PROBLEM DESCRIPTION. Copy out all lines in the data below containing the string "image".

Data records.
BEGIN

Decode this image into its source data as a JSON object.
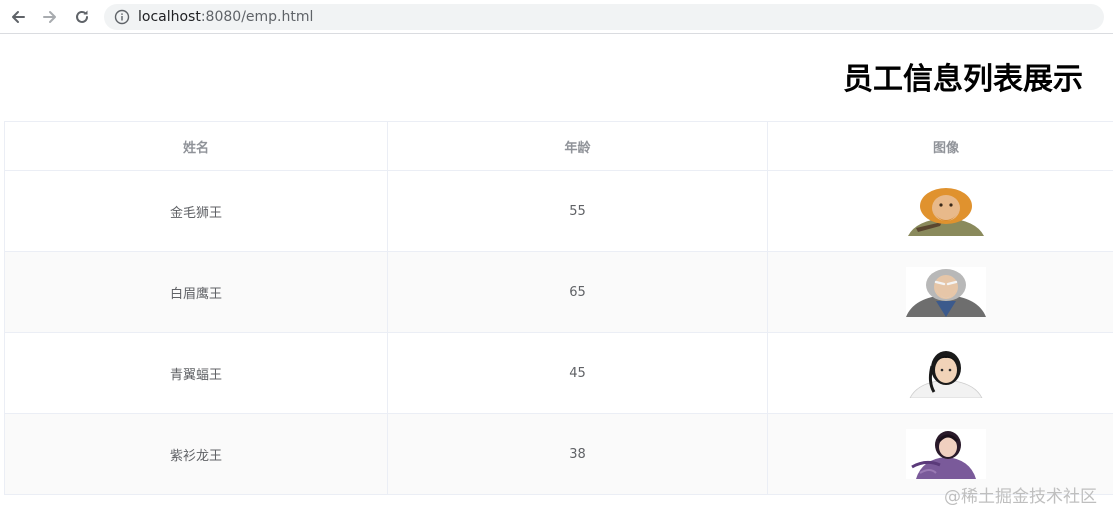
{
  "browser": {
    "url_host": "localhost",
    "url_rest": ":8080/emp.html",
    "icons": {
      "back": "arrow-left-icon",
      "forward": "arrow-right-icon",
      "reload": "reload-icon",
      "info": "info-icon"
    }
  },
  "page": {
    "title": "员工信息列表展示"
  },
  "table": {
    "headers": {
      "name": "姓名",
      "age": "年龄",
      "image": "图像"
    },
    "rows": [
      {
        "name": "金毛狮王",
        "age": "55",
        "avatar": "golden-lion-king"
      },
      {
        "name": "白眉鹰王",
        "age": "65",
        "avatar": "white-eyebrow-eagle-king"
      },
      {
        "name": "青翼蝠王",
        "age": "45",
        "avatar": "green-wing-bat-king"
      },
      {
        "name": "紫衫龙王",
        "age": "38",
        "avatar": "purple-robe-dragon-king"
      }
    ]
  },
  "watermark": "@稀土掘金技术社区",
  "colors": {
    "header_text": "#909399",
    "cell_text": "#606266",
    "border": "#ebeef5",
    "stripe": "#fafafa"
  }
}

END

FINISHED EXERCISE.
Decode this image into its source data as a JSON object.
      "image": "图像"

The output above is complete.